## WORK TO DO
Copy out lines with the word "this" from the material that follows.

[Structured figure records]

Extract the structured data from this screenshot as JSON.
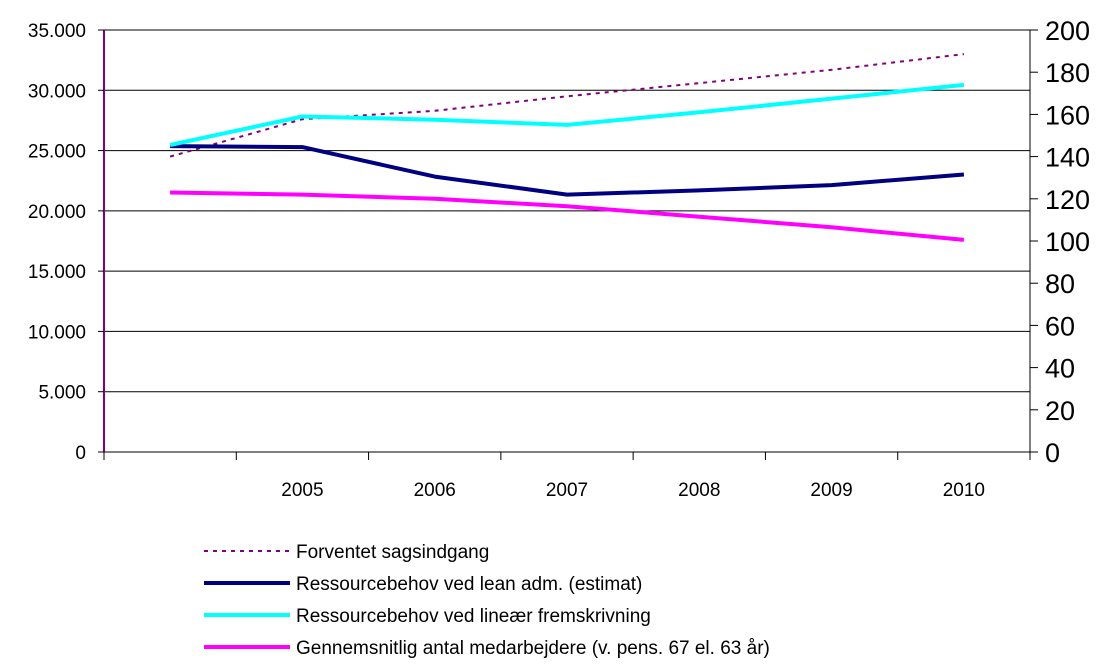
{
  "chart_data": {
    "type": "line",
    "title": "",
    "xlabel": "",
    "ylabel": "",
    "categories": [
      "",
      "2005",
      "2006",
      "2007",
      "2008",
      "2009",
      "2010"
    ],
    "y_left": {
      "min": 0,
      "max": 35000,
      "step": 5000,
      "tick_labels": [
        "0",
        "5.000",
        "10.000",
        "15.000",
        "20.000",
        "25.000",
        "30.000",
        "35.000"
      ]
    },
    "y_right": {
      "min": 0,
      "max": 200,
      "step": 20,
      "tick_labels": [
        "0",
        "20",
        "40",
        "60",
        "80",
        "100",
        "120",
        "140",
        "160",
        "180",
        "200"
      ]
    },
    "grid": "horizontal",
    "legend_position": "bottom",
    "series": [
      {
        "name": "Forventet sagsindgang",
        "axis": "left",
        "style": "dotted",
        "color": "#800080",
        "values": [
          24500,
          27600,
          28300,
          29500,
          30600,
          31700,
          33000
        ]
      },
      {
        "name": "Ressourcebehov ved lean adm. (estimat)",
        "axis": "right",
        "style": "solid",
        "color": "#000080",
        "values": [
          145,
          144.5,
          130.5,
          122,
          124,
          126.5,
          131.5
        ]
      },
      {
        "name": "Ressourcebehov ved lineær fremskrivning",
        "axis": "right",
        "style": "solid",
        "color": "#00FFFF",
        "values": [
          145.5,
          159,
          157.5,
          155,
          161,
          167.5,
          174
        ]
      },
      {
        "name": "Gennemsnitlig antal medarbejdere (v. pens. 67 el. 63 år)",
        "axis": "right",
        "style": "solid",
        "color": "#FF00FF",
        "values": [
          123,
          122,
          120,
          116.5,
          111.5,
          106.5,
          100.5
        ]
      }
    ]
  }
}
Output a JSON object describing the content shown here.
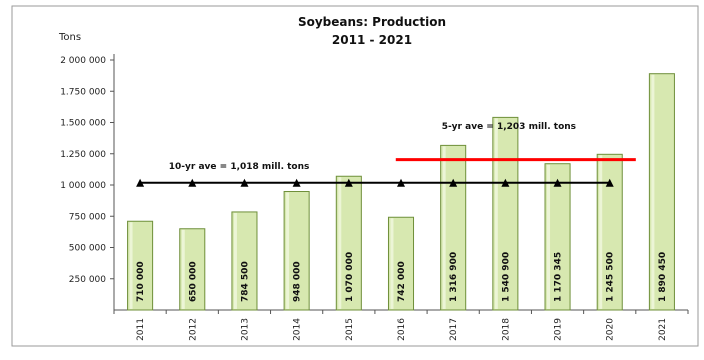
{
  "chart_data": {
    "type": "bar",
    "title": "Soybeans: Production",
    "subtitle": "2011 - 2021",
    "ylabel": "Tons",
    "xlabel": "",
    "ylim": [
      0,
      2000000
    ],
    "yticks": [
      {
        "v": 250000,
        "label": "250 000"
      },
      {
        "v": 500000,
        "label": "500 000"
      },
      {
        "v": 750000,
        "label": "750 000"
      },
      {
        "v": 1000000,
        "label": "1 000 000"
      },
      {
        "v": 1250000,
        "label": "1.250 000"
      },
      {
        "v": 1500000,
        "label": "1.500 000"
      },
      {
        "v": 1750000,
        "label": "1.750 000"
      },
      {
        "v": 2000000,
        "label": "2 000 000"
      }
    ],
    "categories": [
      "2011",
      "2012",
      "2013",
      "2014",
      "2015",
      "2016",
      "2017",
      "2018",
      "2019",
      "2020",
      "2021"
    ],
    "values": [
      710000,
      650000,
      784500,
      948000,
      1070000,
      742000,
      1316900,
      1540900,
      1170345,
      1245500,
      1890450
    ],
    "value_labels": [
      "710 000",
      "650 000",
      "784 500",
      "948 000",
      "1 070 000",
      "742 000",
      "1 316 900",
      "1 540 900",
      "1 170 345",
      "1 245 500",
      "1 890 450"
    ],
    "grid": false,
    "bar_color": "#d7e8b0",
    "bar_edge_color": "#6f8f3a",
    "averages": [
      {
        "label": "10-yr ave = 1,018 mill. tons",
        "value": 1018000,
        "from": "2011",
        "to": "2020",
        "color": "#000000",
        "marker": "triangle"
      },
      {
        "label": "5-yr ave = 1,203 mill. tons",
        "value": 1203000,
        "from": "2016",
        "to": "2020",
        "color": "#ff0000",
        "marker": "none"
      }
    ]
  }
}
---
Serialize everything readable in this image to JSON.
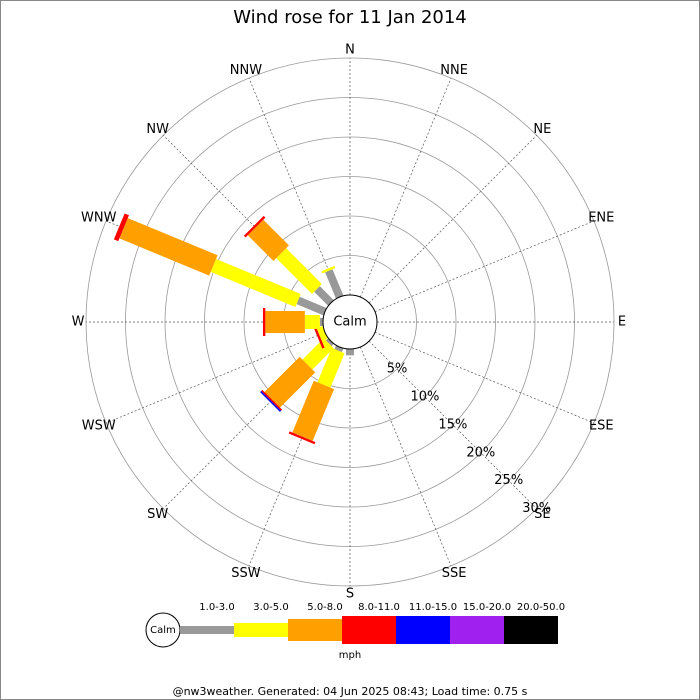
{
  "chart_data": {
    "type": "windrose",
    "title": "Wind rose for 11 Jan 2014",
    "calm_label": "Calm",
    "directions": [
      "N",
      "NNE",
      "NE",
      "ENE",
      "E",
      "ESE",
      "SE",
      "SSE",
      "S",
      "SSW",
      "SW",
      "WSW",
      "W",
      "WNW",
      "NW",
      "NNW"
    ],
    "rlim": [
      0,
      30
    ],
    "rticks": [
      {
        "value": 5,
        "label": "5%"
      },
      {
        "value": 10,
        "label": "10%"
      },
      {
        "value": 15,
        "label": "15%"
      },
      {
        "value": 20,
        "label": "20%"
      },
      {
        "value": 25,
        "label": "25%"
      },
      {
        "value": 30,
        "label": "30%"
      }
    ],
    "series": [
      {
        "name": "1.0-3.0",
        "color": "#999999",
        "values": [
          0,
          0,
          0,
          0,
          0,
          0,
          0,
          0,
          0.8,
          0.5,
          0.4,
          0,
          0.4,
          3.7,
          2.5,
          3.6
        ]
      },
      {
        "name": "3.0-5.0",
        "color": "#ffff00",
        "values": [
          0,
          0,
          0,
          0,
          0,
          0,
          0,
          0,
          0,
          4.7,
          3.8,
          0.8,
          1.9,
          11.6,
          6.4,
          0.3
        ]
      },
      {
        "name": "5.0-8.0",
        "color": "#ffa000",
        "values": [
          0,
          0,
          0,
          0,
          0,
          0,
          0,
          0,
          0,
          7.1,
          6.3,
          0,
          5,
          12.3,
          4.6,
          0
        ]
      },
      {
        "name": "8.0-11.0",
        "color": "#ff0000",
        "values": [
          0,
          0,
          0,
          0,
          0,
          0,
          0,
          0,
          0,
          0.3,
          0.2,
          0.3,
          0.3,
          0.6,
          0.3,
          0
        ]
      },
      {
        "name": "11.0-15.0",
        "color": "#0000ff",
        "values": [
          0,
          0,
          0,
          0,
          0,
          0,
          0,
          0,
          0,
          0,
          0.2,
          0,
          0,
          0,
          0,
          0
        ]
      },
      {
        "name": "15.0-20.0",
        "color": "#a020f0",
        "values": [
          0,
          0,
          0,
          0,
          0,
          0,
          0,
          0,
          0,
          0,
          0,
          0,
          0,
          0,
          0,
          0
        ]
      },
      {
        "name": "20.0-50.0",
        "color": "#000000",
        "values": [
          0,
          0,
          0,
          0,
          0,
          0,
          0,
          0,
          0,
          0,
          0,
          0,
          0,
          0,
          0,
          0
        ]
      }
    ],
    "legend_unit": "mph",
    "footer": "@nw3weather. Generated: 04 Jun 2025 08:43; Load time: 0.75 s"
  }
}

## FULL SOLUTION
Extract the structured data from this screenshot as JSON.
Serialize everything readable in this image to JSON.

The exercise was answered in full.